◆ What the task requires: What lines of the data hold the string "Prompt"? Pull each one out.

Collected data

######

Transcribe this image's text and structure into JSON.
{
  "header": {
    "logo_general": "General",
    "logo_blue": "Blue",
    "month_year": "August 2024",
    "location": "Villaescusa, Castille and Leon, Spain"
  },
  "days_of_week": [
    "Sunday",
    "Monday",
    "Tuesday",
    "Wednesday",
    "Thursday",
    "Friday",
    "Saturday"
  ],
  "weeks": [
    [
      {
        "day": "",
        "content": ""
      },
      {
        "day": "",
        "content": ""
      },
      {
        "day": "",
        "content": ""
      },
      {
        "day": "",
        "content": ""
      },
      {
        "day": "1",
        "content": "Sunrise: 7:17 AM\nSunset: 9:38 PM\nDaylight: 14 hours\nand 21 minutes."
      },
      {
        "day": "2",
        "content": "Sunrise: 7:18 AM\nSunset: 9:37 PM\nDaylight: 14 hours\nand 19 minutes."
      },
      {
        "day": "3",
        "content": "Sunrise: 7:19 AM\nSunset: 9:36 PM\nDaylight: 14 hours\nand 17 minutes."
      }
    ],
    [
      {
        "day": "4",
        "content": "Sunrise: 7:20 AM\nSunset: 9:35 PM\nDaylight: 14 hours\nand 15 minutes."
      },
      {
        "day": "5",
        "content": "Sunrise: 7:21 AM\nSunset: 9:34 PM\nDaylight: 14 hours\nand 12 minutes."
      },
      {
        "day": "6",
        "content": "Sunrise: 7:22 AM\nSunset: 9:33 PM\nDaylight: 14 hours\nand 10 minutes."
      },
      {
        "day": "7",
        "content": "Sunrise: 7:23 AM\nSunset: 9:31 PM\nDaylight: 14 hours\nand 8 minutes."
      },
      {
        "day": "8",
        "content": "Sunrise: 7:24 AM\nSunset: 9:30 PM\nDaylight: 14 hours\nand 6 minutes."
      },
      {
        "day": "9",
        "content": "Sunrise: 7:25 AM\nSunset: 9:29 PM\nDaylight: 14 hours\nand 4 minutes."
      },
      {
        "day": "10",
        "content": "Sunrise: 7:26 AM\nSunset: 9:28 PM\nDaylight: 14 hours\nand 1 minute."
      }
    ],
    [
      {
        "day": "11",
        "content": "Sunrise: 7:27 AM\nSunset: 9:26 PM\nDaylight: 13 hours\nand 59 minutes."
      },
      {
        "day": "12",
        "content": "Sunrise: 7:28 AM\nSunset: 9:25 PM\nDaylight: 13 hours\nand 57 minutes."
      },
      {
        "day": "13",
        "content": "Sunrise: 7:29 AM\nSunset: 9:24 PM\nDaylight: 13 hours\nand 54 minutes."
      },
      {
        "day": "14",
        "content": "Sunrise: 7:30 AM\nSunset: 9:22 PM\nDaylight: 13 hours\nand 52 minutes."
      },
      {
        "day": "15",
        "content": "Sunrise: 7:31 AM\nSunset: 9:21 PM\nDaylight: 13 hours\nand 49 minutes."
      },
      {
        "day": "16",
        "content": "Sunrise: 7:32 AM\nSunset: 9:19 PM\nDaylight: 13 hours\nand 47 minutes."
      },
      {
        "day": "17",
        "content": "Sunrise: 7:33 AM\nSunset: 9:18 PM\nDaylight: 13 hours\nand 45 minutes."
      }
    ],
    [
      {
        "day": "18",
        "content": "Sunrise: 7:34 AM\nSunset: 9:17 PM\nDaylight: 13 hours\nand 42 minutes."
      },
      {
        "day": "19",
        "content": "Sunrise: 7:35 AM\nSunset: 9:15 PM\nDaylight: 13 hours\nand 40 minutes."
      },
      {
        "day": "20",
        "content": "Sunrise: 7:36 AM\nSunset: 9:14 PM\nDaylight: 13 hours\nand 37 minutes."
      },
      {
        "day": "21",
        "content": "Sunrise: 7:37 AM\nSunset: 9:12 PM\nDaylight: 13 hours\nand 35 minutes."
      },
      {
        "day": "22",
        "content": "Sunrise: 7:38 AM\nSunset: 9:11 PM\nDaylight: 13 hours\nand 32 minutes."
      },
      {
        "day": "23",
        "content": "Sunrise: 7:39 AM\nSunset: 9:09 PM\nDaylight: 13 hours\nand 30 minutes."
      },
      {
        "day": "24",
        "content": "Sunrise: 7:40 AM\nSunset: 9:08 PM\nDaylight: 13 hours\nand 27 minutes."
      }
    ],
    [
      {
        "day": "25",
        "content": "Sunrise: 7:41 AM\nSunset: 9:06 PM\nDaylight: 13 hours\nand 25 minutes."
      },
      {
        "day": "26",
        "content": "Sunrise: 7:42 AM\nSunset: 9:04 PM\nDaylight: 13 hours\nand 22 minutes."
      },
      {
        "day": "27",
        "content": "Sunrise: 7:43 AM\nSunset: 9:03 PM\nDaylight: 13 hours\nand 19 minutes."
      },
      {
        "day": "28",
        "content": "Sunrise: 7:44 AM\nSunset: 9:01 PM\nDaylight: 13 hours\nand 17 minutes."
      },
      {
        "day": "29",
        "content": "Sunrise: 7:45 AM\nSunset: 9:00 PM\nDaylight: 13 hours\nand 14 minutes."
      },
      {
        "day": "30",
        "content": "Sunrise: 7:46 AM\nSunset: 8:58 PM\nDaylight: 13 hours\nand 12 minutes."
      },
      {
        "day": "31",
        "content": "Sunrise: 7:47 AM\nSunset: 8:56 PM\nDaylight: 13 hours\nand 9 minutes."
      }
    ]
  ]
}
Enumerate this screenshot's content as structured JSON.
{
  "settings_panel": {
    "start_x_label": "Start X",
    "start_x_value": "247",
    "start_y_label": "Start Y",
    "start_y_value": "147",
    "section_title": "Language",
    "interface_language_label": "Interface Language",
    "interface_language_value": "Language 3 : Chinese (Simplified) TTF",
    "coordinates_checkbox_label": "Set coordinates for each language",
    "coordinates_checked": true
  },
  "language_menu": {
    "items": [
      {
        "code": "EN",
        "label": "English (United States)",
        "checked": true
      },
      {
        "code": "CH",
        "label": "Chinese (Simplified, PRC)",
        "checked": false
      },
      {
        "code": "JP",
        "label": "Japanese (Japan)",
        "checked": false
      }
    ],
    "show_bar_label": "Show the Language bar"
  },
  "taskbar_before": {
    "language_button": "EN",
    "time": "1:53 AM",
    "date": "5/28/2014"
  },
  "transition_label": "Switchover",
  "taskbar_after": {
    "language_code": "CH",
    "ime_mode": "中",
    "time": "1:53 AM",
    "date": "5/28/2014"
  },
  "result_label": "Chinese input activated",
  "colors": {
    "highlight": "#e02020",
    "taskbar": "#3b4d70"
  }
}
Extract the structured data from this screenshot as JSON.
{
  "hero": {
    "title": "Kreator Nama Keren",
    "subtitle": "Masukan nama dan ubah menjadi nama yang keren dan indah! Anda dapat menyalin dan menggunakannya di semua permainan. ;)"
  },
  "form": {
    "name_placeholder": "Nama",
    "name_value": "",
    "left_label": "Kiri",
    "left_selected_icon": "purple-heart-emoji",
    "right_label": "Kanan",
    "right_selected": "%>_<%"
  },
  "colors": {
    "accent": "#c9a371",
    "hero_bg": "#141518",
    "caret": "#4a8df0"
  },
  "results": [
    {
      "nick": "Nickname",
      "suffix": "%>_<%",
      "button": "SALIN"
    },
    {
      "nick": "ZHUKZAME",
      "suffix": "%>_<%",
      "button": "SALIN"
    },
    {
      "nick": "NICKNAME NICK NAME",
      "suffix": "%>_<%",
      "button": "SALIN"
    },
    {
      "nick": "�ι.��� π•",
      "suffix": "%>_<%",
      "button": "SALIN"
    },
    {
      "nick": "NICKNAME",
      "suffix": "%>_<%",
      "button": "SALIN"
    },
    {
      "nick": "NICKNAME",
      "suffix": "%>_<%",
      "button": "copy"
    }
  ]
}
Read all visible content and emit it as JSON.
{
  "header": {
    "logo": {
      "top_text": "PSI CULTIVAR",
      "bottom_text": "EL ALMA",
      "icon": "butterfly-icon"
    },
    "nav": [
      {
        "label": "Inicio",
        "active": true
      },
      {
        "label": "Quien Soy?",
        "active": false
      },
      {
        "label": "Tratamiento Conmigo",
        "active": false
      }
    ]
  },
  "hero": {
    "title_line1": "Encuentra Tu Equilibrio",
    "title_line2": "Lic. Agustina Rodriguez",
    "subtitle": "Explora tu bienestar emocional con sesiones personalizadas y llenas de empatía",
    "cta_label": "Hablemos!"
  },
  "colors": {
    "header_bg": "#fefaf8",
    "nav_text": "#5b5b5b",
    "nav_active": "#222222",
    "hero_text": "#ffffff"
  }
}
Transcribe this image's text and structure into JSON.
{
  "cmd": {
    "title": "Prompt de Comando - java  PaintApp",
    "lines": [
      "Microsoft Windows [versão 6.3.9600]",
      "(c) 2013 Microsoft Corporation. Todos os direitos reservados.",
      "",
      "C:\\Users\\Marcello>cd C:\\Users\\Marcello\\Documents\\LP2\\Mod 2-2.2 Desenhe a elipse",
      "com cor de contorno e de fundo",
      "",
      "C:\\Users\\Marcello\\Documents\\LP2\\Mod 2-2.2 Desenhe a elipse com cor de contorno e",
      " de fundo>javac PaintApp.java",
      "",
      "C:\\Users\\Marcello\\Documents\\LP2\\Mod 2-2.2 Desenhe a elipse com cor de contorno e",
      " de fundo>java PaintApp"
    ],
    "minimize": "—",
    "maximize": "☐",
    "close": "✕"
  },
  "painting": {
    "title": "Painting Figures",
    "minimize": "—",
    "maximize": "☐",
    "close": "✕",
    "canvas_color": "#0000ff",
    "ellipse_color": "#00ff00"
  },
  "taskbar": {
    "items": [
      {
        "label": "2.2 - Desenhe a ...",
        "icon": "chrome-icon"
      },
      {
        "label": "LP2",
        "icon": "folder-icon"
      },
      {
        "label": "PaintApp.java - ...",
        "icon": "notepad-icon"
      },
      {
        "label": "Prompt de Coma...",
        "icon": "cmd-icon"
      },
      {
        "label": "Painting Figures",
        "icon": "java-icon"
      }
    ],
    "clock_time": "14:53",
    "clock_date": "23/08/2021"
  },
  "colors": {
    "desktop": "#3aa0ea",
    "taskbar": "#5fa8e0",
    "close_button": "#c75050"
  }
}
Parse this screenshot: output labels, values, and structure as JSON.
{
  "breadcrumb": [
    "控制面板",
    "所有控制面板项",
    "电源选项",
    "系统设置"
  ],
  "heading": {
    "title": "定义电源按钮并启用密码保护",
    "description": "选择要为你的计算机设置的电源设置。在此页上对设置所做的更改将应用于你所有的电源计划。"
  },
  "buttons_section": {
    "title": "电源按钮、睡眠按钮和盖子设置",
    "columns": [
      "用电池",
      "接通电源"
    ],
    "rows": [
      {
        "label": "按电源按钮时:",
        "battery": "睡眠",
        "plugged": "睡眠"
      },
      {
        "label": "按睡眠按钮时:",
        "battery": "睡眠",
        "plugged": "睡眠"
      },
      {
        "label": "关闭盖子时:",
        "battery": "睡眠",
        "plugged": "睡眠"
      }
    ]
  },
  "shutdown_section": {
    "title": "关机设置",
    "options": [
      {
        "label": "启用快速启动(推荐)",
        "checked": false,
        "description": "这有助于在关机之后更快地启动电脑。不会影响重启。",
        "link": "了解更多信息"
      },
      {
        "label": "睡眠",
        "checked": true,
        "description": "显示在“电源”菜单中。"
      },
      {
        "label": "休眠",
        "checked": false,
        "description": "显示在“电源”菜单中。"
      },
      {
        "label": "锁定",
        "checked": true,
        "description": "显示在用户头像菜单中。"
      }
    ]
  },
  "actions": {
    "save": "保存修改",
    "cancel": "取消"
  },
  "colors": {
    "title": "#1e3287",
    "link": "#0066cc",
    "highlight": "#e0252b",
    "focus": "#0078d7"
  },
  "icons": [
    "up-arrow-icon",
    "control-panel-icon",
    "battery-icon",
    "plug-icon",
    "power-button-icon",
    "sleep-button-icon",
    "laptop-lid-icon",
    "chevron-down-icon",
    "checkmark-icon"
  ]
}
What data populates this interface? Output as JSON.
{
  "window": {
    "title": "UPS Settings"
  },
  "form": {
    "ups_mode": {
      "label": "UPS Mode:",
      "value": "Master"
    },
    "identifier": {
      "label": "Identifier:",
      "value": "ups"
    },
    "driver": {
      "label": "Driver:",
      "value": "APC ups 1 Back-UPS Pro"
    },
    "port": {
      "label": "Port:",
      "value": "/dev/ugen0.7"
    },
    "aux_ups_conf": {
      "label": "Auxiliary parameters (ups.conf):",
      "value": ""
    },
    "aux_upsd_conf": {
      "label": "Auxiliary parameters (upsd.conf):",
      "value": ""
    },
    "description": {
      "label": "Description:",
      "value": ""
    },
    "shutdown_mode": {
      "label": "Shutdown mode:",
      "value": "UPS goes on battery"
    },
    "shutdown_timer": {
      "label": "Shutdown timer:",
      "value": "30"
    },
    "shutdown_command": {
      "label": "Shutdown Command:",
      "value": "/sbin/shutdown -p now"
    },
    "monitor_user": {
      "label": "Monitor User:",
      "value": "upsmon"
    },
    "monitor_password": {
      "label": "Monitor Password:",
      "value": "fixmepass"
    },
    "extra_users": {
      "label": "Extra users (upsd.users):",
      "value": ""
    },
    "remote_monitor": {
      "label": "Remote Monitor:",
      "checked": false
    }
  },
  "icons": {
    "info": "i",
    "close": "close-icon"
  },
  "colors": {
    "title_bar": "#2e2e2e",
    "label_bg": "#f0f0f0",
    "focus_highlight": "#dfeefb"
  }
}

######

◆ Output for this task:
    "title": "Prompt de Comando - java  PaintApp",
        "label": "Prompt de Coma...",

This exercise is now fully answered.